▼
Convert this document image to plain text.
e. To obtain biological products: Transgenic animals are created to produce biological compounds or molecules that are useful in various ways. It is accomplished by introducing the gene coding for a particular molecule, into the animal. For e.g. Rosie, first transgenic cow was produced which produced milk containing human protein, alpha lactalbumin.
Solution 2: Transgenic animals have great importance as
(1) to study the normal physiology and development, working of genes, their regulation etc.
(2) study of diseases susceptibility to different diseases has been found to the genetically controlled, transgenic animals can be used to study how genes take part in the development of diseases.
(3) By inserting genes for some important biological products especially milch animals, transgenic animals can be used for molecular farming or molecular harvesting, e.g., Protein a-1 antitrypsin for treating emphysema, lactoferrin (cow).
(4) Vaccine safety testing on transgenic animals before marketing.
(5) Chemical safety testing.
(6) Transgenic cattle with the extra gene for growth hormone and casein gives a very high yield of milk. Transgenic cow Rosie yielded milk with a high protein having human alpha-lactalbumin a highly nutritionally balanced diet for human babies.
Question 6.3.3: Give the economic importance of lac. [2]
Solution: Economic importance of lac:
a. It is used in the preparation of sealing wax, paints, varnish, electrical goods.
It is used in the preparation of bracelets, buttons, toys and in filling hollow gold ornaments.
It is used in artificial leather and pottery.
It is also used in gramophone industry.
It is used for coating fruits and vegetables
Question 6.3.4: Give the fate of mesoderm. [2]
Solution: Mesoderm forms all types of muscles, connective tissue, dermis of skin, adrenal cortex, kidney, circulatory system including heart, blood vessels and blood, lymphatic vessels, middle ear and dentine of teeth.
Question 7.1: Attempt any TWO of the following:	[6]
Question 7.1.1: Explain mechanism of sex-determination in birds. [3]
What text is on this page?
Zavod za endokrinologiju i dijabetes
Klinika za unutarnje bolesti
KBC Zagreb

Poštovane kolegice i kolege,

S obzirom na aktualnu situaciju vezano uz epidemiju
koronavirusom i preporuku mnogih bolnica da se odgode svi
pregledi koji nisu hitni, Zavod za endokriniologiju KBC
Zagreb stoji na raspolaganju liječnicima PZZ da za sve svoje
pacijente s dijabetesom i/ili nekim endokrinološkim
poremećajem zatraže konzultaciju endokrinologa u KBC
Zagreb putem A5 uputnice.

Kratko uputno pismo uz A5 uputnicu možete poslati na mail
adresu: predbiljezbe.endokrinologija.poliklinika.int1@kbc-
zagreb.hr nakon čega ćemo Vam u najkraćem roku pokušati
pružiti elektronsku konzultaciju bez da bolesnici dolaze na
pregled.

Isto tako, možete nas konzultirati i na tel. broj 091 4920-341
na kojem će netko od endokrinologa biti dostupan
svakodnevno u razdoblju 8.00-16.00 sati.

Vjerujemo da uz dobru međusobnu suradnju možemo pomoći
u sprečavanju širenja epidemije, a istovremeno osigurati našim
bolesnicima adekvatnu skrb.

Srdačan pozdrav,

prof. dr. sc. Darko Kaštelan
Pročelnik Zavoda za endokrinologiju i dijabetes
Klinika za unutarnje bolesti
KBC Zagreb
▲
> Goal of the exercise
Every line in the material must be repeated verbatim.

> Answer box
Convert this document image to plain text.
e. To obtain biological products: Transgenic animals are created to produce biological compounds or molecules that are useful in various ways. It is accomplished by introducing the gene coding for a particular molecule, into the animal. For e.g. Rosie, first transgenic cow was produced which produced milk containing human protein, alpha lactalbumin.
Solution 2: Transgenic animals have great importance as
(1) to study the normal physiology and development, working of genes, their regulation etc.
(2) study of diseases susceptibility to different diseases has been found to the genetically controlled, transgenic animals can be used to study how genes take part in the development of diseases.
(3) By inserting genes for some important biological products especially milch animals, transgenic animals can be used for molecular farming or molecular harvesting, e.g., Protein a-1 antitrypsin for treating emphysema, lactoferrin (cow).
(4) Vaccine safety testing on transgenic animals before marketing.
(5) Chemical safety testing.
(6) Transgenic cattle with the extra gene for growth hormone and casein gives a very high yield of milk. Transgenic cow Rosie yielded milk with a high protein having human alpha-lactalbumin a highly nutritionally balanced diet for human babies.
Question 6.3.3: Give the economic importance of lac. [2]
Solution: Economic importance of lac:
a. It is used in the preparation of sealing wax, paints, varnish, electrical goods.
It is used in the preparation of bracelets, buttons, toys and in filling hollow gold ornaments.
It is used in artificial leather and pottery.
It is also used in gramophone industry.
It is used for coating fruits and vegetables
Question 6.3.4: Give the fate of mesoderm. [2]
Solution: Mesoderm forms all types of muscles, connective tissue, dermis of skin, adrenal cortex, kidney, circulatory system including heart, blood vessels and blood, lymphatic vessels, middle ear and dentine of teeth.
Question 7.1: Attempt any TWO of the following:	[6]
Question 7.1.1: Explain mechanism of sex-determination in birds. [3]
What text is on this page?
Zavod za endokrinologiju i dijabetes
Klinika za unutarnje bolesti
KBC Zagreb

Poštovane kolegice i kolege,

S obzirom na aktualnu situaciju vezano uz epidemiju
koronavirusom i preporuku mnogih bolnica da se odgode svi
pregledi koji nisu hitni, Zavod za endokriniologiju KBC
Zagreb stoji na raspolaganju liječnicima PZZ da za sve svoje
pacijente s dijabetesom i/ili nekim endokrinološkim
poremećajem zatraže konzultaciju endokrinologa u KBC
Zagreb putem A5 uputnice.

Kratko uputno pismo uz A5 uputnicu možete poslati na mail
adresu: predbiljezbe.endokrinologija.poliklinika.int1@kbc-
zagreb.hr nakon čega ćemo Vam u najkraćem roku pokušati
pružiti elektronsku konzultaciju bez da bolesnici dolaze na
pregled.

Isto tako, možete nas konzultirati i na tel. broj 091 4920-341
na kojem će netko od endokrinologa biti dostupan
svakodnevno u razdoblju 8.00-16.00 sati.

Vjerujemo da uz dobru međusobnu suradnju možemo pomoći
u sprečavanju širenja epidemije, a istovremeno osigurati našim
bolesnicima adekvatnu skrb.

Srdačan pozdrav,

prof. dr. sc. Darko Kaštelan
Pročelnik Zavoda za endokrinologiju i dijabetes
Klinika za unutarnje bolesti
KBC Zagreb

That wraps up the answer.